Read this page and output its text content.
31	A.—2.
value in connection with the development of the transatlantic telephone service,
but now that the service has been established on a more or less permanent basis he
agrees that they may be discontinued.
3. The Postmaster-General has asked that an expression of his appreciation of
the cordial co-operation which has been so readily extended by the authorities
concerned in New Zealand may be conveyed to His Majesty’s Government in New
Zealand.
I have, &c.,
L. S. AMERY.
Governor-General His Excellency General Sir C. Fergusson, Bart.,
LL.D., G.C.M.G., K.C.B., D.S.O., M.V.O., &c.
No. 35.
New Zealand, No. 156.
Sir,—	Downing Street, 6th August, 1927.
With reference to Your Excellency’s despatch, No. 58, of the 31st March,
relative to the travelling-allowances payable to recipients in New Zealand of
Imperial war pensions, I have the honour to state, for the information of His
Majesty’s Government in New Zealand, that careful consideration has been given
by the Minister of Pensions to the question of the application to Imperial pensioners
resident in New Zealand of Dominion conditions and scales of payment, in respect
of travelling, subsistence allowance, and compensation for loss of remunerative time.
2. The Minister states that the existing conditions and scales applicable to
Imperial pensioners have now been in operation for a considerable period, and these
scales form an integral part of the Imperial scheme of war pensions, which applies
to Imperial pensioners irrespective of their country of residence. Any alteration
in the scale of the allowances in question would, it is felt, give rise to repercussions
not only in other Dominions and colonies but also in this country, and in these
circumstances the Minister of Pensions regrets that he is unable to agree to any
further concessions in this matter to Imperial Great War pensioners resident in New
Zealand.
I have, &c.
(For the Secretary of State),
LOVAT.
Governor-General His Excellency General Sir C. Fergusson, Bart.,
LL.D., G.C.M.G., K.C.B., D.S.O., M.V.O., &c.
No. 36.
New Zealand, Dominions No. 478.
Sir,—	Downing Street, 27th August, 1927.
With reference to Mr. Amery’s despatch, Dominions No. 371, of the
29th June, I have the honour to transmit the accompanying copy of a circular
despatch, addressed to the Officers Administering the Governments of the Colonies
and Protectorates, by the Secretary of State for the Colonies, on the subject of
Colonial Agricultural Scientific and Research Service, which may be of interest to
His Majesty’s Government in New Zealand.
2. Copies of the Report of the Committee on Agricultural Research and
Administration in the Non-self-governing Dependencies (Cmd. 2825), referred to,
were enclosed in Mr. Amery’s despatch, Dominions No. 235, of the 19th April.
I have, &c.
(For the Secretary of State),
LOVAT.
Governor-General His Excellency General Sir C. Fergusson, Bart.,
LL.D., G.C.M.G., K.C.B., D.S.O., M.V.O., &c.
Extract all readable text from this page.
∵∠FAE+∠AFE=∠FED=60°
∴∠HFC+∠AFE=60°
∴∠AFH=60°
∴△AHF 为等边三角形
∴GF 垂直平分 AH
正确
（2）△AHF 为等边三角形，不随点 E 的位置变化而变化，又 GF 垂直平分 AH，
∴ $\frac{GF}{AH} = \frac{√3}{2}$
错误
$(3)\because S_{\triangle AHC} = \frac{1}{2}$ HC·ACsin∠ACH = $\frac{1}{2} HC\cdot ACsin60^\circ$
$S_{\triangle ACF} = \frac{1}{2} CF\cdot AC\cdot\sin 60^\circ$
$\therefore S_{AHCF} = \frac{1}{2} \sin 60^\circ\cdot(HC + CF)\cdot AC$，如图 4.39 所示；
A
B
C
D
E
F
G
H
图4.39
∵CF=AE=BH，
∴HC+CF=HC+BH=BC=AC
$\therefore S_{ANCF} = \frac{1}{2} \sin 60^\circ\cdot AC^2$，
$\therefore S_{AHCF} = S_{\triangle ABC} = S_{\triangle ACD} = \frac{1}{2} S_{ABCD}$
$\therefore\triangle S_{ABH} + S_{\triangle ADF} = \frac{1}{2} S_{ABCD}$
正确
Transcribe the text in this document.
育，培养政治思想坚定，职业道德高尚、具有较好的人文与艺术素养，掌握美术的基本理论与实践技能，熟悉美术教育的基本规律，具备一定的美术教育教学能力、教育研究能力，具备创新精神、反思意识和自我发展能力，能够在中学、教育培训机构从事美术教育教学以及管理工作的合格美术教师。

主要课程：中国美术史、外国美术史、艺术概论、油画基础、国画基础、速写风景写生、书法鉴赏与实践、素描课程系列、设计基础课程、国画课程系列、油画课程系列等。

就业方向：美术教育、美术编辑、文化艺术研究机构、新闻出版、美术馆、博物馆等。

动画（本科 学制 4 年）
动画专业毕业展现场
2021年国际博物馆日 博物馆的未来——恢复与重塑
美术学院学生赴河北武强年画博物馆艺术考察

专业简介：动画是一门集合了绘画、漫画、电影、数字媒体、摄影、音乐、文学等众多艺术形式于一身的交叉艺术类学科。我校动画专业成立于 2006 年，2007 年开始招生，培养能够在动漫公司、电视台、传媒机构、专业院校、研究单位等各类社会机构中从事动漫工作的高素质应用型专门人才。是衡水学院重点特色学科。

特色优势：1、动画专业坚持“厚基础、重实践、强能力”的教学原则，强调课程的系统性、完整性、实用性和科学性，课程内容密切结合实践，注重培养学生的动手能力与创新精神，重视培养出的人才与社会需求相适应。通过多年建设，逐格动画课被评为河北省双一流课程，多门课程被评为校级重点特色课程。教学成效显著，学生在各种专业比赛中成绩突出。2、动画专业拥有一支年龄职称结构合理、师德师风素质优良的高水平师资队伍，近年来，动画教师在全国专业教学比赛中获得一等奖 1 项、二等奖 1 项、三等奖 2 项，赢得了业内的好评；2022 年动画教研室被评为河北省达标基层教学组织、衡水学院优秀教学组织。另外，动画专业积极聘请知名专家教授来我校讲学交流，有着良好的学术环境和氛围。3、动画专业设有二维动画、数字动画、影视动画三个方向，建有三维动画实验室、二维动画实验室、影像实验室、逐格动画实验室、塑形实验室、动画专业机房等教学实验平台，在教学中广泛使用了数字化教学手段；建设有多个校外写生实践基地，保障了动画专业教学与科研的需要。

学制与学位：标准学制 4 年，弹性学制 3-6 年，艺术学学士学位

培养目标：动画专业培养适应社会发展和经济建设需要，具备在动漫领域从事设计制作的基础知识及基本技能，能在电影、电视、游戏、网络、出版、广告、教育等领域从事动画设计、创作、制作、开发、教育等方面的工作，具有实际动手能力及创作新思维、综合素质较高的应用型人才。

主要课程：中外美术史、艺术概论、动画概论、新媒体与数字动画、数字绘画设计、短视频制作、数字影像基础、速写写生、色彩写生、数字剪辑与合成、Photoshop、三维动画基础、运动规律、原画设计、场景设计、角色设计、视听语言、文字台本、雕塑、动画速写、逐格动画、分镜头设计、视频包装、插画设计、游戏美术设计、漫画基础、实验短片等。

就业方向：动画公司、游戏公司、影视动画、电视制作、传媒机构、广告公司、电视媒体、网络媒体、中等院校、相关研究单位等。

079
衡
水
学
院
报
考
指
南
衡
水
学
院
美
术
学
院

++++++++++++++++++++

◆ **SHORT TASK**: Give only the count of lines in which the string "Majesty" appears.

◆ **COMPLETED TASK**: 3